### Data for the task
[BEGIN]

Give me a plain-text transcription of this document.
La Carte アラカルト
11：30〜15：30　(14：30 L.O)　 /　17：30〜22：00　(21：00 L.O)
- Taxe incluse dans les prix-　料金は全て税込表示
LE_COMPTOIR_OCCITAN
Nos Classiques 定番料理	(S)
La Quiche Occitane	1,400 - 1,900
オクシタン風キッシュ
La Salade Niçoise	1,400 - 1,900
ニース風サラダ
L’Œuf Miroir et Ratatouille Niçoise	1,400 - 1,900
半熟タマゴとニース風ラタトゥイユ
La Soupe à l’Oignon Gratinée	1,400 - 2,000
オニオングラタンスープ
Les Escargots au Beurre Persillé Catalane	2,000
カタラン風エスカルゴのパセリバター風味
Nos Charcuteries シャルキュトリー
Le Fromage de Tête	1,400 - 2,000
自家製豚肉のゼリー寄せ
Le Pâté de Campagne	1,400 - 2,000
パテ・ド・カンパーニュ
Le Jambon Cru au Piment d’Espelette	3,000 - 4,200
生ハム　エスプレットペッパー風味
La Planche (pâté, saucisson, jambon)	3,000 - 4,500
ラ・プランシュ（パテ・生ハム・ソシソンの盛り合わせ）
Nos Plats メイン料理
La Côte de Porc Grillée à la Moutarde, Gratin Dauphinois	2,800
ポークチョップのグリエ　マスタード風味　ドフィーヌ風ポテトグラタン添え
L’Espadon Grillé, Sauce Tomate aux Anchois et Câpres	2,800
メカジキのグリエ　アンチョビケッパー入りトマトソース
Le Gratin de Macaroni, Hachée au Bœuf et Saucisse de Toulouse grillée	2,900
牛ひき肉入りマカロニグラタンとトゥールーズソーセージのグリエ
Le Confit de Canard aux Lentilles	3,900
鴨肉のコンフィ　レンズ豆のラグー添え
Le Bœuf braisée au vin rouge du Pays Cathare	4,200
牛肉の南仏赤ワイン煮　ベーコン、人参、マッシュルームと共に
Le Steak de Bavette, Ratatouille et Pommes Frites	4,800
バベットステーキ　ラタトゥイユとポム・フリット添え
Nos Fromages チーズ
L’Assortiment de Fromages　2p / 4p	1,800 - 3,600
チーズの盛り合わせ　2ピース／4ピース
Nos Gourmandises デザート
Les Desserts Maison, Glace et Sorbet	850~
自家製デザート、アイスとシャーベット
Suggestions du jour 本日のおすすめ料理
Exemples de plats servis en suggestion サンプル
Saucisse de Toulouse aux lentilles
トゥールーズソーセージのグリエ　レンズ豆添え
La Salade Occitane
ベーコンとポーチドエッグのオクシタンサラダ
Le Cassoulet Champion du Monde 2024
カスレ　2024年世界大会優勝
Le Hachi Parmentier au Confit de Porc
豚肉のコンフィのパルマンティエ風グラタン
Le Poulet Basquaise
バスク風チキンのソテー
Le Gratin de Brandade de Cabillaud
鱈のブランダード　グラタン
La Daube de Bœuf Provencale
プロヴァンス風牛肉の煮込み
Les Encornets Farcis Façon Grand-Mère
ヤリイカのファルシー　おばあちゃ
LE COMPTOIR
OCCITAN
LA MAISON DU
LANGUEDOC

[END]

### Instructions for the task
Find all lines holding the string "Toulouse" and copy them.

### Task result
Le Gratin de Macaroni, Hachée au Bœuf et Saucisse de Toulouse grillée	2,900
Saucisse de Toulouse aux lentilles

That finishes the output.